--- Start ---

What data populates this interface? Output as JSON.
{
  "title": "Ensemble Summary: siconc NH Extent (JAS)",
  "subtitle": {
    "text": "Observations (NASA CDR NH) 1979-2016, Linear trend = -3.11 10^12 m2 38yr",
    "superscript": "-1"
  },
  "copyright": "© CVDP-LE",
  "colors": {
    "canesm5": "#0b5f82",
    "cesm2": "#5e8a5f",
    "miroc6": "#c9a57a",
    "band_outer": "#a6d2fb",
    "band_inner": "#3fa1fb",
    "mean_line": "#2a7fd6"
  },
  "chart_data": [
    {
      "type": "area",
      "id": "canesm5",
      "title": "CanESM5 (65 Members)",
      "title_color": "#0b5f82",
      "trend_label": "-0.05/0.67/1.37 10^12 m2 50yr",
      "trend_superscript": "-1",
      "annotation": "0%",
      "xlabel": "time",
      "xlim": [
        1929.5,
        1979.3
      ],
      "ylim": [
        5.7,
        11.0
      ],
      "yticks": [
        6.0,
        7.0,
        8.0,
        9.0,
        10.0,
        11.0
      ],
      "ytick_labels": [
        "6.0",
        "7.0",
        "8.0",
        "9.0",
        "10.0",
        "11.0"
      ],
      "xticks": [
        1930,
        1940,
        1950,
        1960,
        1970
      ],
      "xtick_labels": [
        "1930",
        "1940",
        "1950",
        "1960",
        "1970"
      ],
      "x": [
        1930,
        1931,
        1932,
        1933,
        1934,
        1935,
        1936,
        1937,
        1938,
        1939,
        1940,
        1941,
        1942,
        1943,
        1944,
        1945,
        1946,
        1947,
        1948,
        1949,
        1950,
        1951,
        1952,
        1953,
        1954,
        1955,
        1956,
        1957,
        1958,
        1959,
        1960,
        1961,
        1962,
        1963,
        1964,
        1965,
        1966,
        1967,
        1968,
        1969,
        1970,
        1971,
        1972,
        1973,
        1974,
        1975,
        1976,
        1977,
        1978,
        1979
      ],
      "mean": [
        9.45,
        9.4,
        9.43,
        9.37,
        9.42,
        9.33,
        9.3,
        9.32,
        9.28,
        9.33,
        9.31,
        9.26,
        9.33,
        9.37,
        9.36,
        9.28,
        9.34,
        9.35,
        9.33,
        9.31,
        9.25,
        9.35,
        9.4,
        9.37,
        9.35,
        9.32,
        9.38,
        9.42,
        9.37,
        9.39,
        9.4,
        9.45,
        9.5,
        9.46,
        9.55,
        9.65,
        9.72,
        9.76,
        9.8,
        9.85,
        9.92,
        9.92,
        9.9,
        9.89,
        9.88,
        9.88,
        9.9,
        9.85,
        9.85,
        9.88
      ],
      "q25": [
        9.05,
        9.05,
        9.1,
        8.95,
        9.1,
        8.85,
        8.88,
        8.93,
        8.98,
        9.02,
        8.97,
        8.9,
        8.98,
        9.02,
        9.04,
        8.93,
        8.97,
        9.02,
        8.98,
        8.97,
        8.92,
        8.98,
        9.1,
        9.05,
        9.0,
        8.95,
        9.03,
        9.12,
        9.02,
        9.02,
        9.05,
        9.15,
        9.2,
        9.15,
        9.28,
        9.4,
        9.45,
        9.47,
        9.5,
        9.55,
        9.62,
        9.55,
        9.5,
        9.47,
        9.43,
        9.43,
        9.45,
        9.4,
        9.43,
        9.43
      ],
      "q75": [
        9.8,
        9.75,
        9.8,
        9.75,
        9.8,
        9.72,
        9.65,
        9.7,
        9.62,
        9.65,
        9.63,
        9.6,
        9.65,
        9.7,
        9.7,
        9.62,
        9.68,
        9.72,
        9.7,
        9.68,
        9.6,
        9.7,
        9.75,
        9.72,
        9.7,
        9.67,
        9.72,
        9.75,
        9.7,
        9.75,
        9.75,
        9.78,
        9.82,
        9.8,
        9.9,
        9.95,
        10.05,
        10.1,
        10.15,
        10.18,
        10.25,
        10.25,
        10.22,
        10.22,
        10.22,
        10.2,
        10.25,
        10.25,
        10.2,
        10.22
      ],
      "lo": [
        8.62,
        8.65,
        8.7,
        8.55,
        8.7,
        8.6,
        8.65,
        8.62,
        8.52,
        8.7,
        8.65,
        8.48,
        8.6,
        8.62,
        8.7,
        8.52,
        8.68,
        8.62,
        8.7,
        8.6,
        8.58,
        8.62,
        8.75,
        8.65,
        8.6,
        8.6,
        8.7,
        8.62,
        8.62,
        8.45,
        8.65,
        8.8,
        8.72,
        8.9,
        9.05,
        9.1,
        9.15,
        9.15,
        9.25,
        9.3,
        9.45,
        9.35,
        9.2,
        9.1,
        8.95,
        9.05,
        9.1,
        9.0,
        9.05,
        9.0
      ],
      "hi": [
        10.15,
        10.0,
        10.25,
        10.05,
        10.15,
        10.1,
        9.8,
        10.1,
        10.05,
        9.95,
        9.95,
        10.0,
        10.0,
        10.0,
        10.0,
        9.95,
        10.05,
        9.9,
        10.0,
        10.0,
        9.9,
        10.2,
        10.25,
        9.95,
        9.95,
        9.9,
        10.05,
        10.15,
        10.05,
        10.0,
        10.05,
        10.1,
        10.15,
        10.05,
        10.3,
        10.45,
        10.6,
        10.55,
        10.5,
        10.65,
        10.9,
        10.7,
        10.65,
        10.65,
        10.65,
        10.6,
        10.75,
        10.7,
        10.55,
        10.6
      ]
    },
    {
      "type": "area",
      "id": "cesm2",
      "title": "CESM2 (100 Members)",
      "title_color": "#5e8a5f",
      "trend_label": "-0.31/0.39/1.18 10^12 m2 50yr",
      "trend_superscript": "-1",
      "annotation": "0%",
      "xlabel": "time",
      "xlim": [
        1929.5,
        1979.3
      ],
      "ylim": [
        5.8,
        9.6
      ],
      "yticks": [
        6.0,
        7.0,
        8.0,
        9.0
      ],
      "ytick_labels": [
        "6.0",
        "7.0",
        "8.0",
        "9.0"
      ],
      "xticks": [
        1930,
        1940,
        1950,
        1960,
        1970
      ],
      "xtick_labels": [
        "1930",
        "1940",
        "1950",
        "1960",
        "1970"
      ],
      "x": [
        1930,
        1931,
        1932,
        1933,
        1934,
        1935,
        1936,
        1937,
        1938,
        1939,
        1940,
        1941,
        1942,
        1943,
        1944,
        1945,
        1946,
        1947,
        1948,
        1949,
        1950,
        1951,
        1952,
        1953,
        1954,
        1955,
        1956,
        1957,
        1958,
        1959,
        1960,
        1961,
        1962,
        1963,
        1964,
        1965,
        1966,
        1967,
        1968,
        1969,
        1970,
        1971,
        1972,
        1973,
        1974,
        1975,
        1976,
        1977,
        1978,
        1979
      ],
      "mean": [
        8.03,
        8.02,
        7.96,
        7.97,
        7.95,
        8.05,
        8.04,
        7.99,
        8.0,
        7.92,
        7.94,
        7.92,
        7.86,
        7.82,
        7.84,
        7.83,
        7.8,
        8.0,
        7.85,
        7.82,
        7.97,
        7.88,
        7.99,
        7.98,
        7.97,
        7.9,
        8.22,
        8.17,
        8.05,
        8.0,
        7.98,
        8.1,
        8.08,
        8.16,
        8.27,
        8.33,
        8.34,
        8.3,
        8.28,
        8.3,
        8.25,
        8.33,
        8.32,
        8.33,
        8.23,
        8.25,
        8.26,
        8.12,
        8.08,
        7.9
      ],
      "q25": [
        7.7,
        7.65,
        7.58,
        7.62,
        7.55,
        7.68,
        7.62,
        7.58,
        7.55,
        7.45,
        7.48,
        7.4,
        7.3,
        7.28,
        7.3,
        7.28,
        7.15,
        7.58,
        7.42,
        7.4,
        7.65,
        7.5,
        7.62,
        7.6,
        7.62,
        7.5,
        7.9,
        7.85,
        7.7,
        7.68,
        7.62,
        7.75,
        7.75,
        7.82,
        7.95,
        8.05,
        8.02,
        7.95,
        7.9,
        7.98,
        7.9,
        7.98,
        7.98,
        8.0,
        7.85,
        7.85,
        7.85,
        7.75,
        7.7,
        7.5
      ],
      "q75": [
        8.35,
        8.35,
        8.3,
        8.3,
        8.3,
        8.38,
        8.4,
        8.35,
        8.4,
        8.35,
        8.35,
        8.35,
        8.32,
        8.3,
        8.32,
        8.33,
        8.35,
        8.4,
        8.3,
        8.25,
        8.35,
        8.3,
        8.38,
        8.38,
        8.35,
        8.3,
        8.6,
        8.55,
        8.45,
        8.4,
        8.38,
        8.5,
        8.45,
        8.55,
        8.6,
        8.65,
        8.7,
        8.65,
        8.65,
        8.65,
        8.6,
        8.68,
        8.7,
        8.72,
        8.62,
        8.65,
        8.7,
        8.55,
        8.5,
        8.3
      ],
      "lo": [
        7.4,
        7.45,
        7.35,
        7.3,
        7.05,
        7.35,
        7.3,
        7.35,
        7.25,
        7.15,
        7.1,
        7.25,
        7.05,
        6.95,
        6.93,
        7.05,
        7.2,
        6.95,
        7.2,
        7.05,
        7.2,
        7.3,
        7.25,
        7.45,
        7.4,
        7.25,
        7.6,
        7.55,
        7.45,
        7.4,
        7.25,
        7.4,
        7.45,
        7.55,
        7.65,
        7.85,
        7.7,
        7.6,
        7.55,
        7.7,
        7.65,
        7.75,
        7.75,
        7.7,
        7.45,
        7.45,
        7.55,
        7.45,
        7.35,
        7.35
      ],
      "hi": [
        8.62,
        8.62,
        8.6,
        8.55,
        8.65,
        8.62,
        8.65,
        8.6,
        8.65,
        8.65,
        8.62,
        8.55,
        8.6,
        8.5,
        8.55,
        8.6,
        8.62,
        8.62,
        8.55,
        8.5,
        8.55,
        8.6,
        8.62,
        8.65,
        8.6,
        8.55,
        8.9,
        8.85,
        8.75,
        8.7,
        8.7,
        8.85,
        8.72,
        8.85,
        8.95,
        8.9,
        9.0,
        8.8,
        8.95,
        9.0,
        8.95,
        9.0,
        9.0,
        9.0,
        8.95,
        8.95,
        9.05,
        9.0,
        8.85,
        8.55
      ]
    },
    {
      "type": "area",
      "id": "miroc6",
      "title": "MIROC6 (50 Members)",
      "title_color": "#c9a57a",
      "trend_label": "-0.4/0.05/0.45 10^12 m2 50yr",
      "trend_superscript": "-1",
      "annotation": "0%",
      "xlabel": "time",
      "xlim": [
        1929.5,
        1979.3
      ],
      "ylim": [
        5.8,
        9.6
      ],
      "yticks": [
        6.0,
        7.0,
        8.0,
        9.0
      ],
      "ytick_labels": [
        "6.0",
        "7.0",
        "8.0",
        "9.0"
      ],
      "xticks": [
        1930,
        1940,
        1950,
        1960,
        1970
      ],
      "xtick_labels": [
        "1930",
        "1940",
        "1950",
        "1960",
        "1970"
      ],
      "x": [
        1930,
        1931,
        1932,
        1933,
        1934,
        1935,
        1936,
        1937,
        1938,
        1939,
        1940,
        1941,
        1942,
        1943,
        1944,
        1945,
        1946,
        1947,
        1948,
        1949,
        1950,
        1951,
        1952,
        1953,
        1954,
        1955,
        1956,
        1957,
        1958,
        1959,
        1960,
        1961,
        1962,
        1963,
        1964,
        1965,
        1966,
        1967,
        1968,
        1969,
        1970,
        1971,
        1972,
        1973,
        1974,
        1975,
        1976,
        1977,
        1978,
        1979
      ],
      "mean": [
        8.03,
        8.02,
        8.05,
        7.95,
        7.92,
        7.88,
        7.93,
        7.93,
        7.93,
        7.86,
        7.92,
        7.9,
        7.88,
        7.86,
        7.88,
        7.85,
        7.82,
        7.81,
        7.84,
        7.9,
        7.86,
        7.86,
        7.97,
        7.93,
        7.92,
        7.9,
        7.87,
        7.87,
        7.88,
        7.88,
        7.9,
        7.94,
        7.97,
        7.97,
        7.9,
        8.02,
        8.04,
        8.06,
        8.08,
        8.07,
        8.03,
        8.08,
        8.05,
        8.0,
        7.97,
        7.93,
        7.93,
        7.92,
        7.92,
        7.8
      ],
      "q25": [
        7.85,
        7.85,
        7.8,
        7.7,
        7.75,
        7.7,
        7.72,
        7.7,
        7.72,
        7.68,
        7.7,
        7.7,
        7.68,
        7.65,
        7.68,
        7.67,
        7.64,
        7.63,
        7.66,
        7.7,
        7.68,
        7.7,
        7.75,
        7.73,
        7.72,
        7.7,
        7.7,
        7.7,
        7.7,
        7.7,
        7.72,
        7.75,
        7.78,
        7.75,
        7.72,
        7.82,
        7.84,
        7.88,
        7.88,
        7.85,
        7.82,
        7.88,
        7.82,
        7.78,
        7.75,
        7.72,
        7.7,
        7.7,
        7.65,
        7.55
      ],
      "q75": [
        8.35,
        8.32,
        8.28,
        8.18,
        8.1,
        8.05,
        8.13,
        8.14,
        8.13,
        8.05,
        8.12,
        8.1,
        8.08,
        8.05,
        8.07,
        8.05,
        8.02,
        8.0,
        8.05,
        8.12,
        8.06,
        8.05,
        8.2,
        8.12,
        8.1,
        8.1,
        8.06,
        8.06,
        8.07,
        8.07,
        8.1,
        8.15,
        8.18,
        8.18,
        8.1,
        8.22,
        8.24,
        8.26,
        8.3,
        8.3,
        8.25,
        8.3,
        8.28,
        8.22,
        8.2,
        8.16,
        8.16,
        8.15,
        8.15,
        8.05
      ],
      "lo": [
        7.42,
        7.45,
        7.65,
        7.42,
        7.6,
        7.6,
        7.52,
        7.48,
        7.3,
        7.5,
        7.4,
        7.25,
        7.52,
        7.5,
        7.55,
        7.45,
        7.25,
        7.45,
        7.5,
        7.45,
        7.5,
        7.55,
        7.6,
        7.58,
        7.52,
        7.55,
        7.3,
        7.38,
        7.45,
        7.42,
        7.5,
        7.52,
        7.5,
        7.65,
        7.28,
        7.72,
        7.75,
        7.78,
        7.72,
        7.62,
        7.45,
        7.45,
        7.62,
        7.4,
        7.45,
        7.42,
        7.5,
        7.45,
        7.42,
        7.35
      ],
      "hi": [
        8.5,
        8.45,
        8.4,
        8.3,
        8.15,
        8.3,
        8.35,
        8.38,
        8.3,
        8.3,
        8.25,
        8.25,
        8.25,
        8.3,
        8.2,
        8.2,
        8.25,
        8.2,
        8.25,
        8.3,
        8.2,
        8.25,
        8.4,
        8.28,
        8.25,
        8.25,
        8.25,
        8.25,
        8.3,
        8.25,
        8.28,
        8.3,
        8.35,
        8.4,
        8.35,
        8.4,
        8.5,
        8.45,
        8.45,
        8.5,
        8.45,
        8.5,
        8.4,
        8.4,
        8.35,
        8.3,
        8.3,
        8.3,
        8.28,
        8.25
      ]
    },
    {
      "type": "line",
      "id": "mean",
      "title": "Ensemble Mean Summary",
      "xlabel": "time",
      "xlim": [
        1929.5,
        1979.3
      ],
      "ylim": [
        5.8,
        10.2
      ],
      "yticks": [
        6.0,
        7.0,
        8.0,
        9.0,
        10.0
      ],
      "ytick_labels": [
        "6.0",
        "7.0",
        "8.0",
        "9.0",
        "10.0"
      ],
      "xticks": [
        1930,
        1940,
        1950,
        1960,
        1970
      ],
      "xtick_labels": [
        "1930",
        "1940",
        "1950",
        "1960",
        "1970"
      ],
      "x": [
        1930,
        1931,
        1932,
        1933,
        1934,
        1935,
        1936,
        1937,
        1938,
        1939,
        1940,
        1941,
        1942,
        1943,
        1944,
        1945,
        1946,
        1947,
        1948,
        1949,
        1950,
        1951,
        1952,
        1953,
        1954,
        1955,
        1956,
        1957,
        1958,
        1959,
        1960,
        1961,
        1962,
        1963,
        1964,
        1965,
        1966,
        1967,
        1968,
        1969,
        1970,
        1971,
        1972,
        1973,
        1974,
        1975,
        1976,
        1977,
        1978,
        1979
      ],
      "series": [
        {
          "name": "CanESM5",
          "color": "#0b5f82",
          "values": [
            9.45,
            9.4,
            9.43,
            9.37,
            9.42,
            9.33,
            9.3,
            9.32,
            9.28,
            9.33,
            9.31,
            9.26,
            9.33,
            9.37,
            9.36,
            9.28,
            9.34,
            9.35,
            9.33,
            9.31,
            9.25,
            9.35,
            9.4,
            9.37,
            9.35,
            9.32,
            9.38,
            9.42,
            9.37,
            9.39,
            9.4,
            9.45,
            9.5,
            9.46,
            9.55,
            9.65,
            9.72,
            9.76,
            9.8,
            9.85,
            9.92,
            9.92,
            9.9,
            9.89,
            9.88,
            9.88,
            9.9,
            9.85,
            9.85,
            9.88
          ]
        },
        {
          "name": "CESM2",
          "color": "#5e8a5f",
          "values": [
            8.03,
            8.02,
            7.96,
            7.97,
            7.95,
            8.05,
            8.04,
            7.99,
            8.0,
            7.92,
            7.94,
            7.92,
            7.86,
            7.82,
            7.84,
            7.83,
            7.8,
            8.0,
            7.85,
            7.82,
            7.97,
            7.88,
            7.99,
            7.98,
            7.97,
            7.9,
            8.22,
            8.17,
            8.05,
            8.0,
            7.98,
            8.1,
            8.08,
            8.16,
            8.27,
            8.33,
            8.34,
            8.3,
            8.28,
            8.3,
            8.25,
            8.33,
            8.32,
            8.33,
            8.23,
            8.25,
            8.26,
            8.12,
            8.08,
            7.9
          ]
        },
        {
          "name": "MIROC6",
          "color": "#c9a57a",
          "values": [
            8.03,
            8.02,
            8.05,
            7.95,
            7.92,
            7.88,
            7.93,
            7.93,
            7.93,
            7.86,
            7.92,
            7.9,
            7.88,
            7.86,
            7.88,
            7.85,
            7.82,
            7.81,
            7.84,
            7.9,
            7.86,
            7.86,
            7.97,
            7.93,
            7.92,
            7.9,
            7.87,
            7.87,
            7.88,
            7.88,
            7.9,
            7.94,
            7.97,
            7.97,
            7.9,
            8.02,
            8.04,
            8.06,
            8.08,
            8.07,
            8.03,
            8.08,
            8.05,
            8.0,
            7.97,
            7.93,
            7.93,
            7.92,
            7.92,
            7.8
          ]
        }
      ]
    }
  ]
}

--- End ---

▸ **What the exercise asks**
Look for the word "Summary" and return every line where it occurs.

▸ **Full solution**
  "title": "Ensemble Summary: siconc NH Extent (JAS)",
      "title": "Ensemble Mean Summary",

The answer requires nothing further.